> TASK DESCRIPTION
Quote every line as written. Omit pictures.

> RECORDS PROVIDED
.....

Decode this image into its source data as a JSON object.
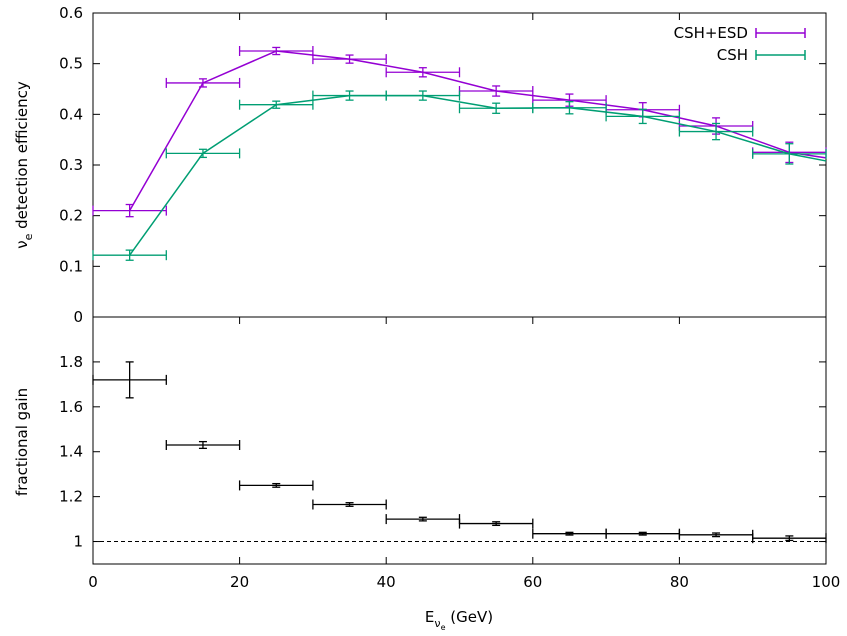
{
  "chart_data": [
    {
      "type": "line",
      "ylabel": {
        "main": "ν",
        "sub": "e",
        "rest": " detection efficiency"
      },
      "xlim": [
        0,
        100
      ],
      "ylim": [
        0,
        0.6
      ],
      "xticks": [
        "0",
        "20",
        "40",
        "60",
        "80",
        "100"
      ],
      "yticks": [
        "0",
        "0.1",
        "0.2",
        "0.3",
        "0.4",
        "0.5",
        "0.6"
      ],
      "legend_position": "top-right",
      "grid": false,
      "series": [
        {
          "name": "CSH+ESD",
          "color": "#9400d3",
          "points": [
            {
              "x": 5,
              "xerr": 5,
              "y": 0.21,
              "yerr": 0.012
            },
            {
              "x": 15,
              "xerr": 5,
              "y": 0.462,
              "yerr": 0.008
            },
            {
              "x": 25,
              "xerr": 5,
              "y": 0.525,
              "yerr": 0.007
            },
            {
              "x": 35,
              "xerr": 5,
              "y": 0.509,
              "yerr": 0.008
            },
            {
              "x": 45,
              "xerr": 5,
              "y": 0.483,
              "yerr": 0.009
            },
            {
              "x": 55,
              "xerr": 5,
              "y": 0.446,
              "yerr": 0.01
            },
            {
              "x": 65,
              "xerr": 5,
              "y": 0.428,
              "yerr": 0.012
            },
            {
              "x": 75,
              "xerr": 5,
              "y": 0.409,
              "yerr": 0.014
            },
            {
              "x": 85,
              "xerr": 5,
              "y": 0.377,
              "yerr": 0.016
            },
            {
              "x": 95,
              "xerr": 5,
              "y": 0.325,
              "yerr": 0.02
            }
          ],
          "line_end": {
            "x": 100,
            "y": 0.314
          }
        },
        {
          "name": "CSH",
          "color": "#009e73",
          "points": [
            {
              "x": 5,
              "xerr": 5,
              "y": 0.122,
              "yerr": 0.01
            },
            {
              "x": 15,
              "xerr": 5,
              "y": 0.323,
              "yerr": 0.008
            },
            {
              "x": 25,
              "xerr": 5,
              "y": 0.419,
              "yerr": 0.007
            },
            {
              "x": 35,
              "xerr": 5,
              "y": 0.437,
              "yerr": 0.009
            },
            {
              "x": 45,
              "xerr": 5,
              "y": 0.437,
              "yerr": 0.009
            },
            {
              "x": 55,
              "xerr": 5,
              "y": 0.412,
              "yerr": 0.01
            },
            {
              "x": 65,
              "xerr": 5,
              "y": 0.413,
              "yerr": 0.012
            },
            {
              "x": 75,
              "xerr": 5,
              "y": 0.396,
              "yerr": 0.014
            },
            {
              "x": 85,
              "xerr": 5,
              "y": 0.366,
              "yerr": 0.016
            },
            {
              "x": 95,
              "xerr": 5,
              "y": 0.322,
              "yerr": 0.02
            }
          ],
          "line_end": {
            "x": 100,
            "y": 0.308
          }
        }
      ]
    },
    {
      "type": "scatter",
      "ylabel": "fractional gain",
      "xlabel": {
        "main": "E",
        "sub": "ν",
        "subsub": "e",
        "rest": " (GeV)"
      },
      "xlim": [
        0,
        100
      ],
      "ylim": [
        0.9,
        2.0
      ],
      "xticks": [
        "0",
        "20",
        "40",
        "60",
        "80",
        "100"
      ],
      "yticks": [
        "1",
        "1.2",
        "1.4",
        "1.6",
        "1.8"
      ],
      "grid": false,
      "reference_line": {
        "y": 1.0,
        "style": "dashed"
      },
      "series": [
        {
          "color": "#000000",
          "points": [
            {
              "x": 5,
              "xerr": 5,
              "y": 1.72,
              "yerr": 0.08
            },
            {
              "x": 15,
              "xerr": 5,
              "y": 1.43,
              "yerr": 0.015
            },
            {
              "x": 25,
              "xerr": 5,
              "y": 1.25,
              "yerr": 0.008
            },
            {
              "x": 35,
              "xerr": 5,
              "y": 1.165,
              "yerr": 0.008
            },
            {
              "x": 45,
              "xerr": 5,
              "y": 1.1,
              "yerr": 0.008
            },
            {
              "x": 55,
              "xerr": 5,
              "y": 1.08,
              "yerr": 0.008
            },
            {
              "x": 65,
              "xerr": 5,
              "y": 1.035,
              "yerr": 0.006
            },
            {
              "x": 75,
              "xerr": 5,
              "y": 1.035,
              "yerr": 0.006
            },
            {
              "x": 85,
              "xerr": 5,
              "y": 1.03,
              "yerr": 0.008
            },
            {
              "x": 95,
              "xerr": 5,
              "y": 1.015,
              "yerr": 0.01
            }
          ]
        }
      ]
    }
  ]
}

.....

> EXERCISE ANSWER
Decode this image into its source data as a JSON object.
{
  "chart_data": [
    {
      "type": "line",
      "ylabel": {
        "main": "ν",
        "sub": "e",
        "rest": " detection efficiency"
      },
      "xlim": [
        0,
        100
      ],
      "ylim": [
        0,
        0.6
      ],
      "xticks": [
        "0",
        "20",
        "40",
        "60",
        "80",
        "100"
      ],
      "yticks": [
        "0",
        "0.1",
        "0.2",
        "0.3",
        "0.4",
        "0.5",
        "0.6"
      ],
      "legend_position": "top-right",
      "grid": false,
      "series": [
        {
          "name": "CSH+ESD",
          "color": "#9400d3",
          "points": [
            {
              "x": 5,
              "xerr": 5,
              "y": 0.21,
              "yerr": 0.012
            },
            {
              "x": 15,
              "xerr": 5,
              "y": 0.462,
              "yerr": 0.008
            },
            {
              "x": 25,
              "xerr": 5,
              "y": 0.525,
              "yerr": 0.007
            },
            {
              "x": 35,
              "xerr": 5,
              "y": 0.509,
              "yerr": 0.008
            },
            {
              "x": 45,
              "xerr": 5,
              "y": 0.483,
              "yerr": 0.009
            },
            {
              "x": 55,
              "xerr": 5,
              "y": 0.446,
              "yerr": 0.01
            },
            {
              "x": 65,
              "xerr": 5,
              "y": 0.428,
              "yerr": 0.012
            },
            {
              "x": 75,
              "xerr": 5,
              "y": 0.409,
              "yerr": 0.014
            },
            {
              "x": 85,
              "xerr": 5,
              "y": 0.377,
              "yerr": 0.016
            },
            {
              "x": 95,
              "xerr": 5,
              "y": 0.325,
              "yerr": 0.02
            }
          ],
          "line_end": {
            "x": 100,
            "y": 0.314
          }
        },
        {
          "name": "CSH",
          "color": "#009e73",
          "points": [
            {
              "x": 5,
              "xerr": 5,
              "y": 0.122,
              "yerr": 0.01
            },
            {
              "x": 15,
              "xerr": 5,
              "y": 0.323,
              "yerr": 0.008
            },
            {
              "x": 25,
              "xerr": 5,
              "y": 0.419,
              "yerr": 0.007
            },
            {
              "x": 35,
              "xerr": 5,
              "y": 0.437,
              "yerr": 0.009
            },
            {
              "x": 45,
              "xerr": 5,
              "y": 0.437,
              "yerr": 0.009
            },
            {
              "x": 55,
              "xerr": 5,
              "y": 0.412,
              "yerr": 0.01
            },
            {
              "x": 65,
              "xerr": 5,
              "y": 0.413,
              "yerr": 0.012
            },
            {
              "x": 75,
              "xerr": 5,
              "y": 0.396,
              "yerr": 0.014
            },
            {
              "x": 85,
              "xerr": 5,
              "y": 0.366,
              "yerr": 0.016
            },
            {
              "x": 95,
              "xerr": 5,
              "y": 0.322,
              "yerr": 0.02
            }
          ],
          "line_end": {
            "x": 100,
            "y": 0.308
          }
        }
      ]
    },
    {
      "type": "scatter",
      "ylabel": "fractional gain",
      "xlabel": {
        "main": "E",
        "sub": "ν",
        "subsub": "e",
        "rest": " (GeV)"
      },
      "xlim": [
        0,
        100
      ],
      "ylim": [
        0.9,
        2.0
      ],
      "xticks": [
        "0",
        "20",
        "40",
        "60",
        "80",
        "100"
      ],
      "yticks": [
        "1",
        "1.2",
        "1.4",
        "1.6",
        "1.8"
      ],
      "grid": false,
      "reference_line": {
        "y": 1.0,
        "style": "dashed"
      },
      "series": [
        {
          "color": "#000000",
          "points": [
            {
              "x": 5,
              "xerr": 5,
              "y": 1.72,
              "yerr": 0.08
            },
            {
              "x": 15,
              "xerr": 5,
              "y": 1.43,
              "yerr": 0.015
            },
            {
              "x": 25,
              "xerr": 5,
              "y": 1.25,
              "yerr": 0.008
            },
            {
              "x": 35,
              "xerr": 5,
              "y": 1.165,
              "yerr": 0.008
            },
            {
              "x": 45,
              "xerr": 5,
              "y": 1.1,
              "yerr": 0.008
            },
            {
              "x": 55,
              "xerr": 5,
              "y": 1.08,
              "yerr": 0.008
            },
            {
              "x": 65,
              "xerr": 5,
              "y": 1.035,
              "yerr": 0.006
            },
            {
              "x": 75,
              "xerr": 5,
              "y": 1.035,
              "yerr": 0.006
            },
            {
              "x": 85,
              "xerr": 5,
              "y": 1.03,
              "yerr": 0.008
            },
            {
              "x": 95,
              "xerr": 5,
              "y": 1.015,
              "yerr": 0.01
            }
          ]
        }
      ]
    }
  ]
}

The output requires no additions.